Visual layout annotation data:
▶
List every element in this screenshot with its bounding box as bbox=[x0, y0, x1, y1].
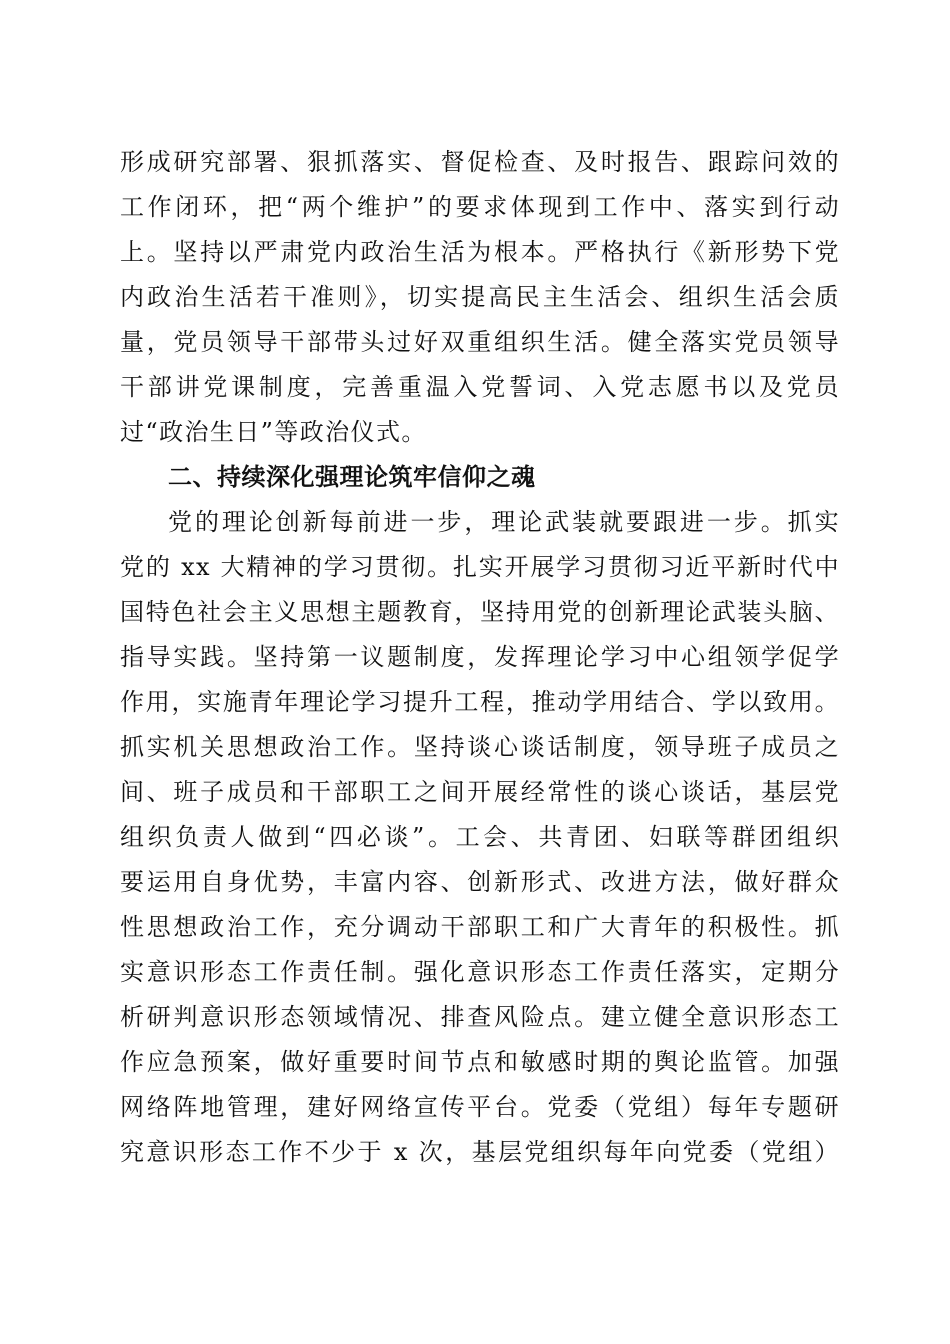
paragraph-line: 指导实践。坚持第一议题制度，发挥理论学习中心组领学促学 bbox=[120, 643, 840, 671]
paragraph-line: 间、班子成员和干部职工之间开展经常性的谈心谈话，基层党 bbox=[120, 778, 840, 806]
paragraph-line: 内政治生活若干准则》，切实提高民主生活会、组织生活会质 bbox=[120, 283, 840, 311]
paragraph-line: 形成研究部署、狠抓落实、督促检查、及时报告、跟踪问效的 bbox=[120, 148, 840, 176]
paragraph-line: 干部讲党课制度，完善重温入党誓词、入党志愿书以及党员 bbox=[120, 373, 840, 401]
paragraph-line: 党的理论创新每前进一步，理论武装就要跟进一步。抓实 bbox=[168, 508, 840, 536]
paragraph-line: 作应急预案，做好重要时间节点和敏感时期的舆论监管。加强 bbox=[120, 1048, 840, 1076]
paragraph-line: 工作闭环，把“两个维护”的要求体现到工作中、落实到行动 bbox=[120, 193, 840, 221]
paragraph-line: 析研判意识形态领域情况、排查风险点。建立健全意识形态工 bbox=[120, 1003, 840, 1031]
section-heading: 二、持续深化强理论筑牢信仰之魂 bbox=[168, 463, 536, 491]
paragraph-line: 党的 xx 大精神的学习贯彻。扎实开展学习贯彻习近平新时代中 bbox=[120, 553, 840, 581]
paragraph-line: 抓实机关思想政治工作。坚持谈心谈话制度，领导班子成员之 bbox=[120, 733, 840, 761]
paragraph-line: 作用，实施青年理论学习提升工程，推动学用结合、学以致用。 bbox=[120, 688, 840, 716]
paragraph-line: 网络阵地管理，建好网络宣传平台。党委（党组）每年专题研 bbox=[120, 1093, 840, 1121]
paragraph-line: 要运用自身优势，丰富内容、创新形式、改进方法，做好群众 bbox=[120, 868, 840, 896]
paragraph-line: 究意识形态工作不少于 x 次，基层党组织每年向党委（党组） bbox=[120, 1138, 840, 1166]
paragraph-line: 组织负责人做到“四必谈”。工会、共青团、妇联等群团组织 bbox=[120, 823, 840, 851]
paragraph-line: 量，党员领导干部带头过好双重组织生活。健全落实党员领导 bbox=[120, 328, 840, 356]
paragraph-line: 实意识形态工作责任制。强化意识形态工作责任落实，定期分 bbox=[120, 958, 840, 986]
paragraph-line: 上。坚持以严肃党内政治生活为根本。严格执行《新形势下党 bbox=[120, 238, 840, 266]
paragraph-line: 过“政治生日”等政治仪式。 bbox=[120, 418, 427, 446]
paragraph-line: 性思想政治工作，充分调动干部职工和广大青年的积极性。抓 bbox=[120, 913, 840, 941]
paragraph-line: 国特色社会主义思想主题教育，坚持用党的创新理论武装头脑、 bbox=[120, 598, 840, 626]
◀
**AIM**.
Show every line of the data above that contains the string "工作闭环", treating uppercase and lowercase as different.

**FINAL RESULT**.
paragraph-line: 工作闭环，把“两个维护”的要求体现到工作中、落实到行动 bbox=[120, 193, 840, 221]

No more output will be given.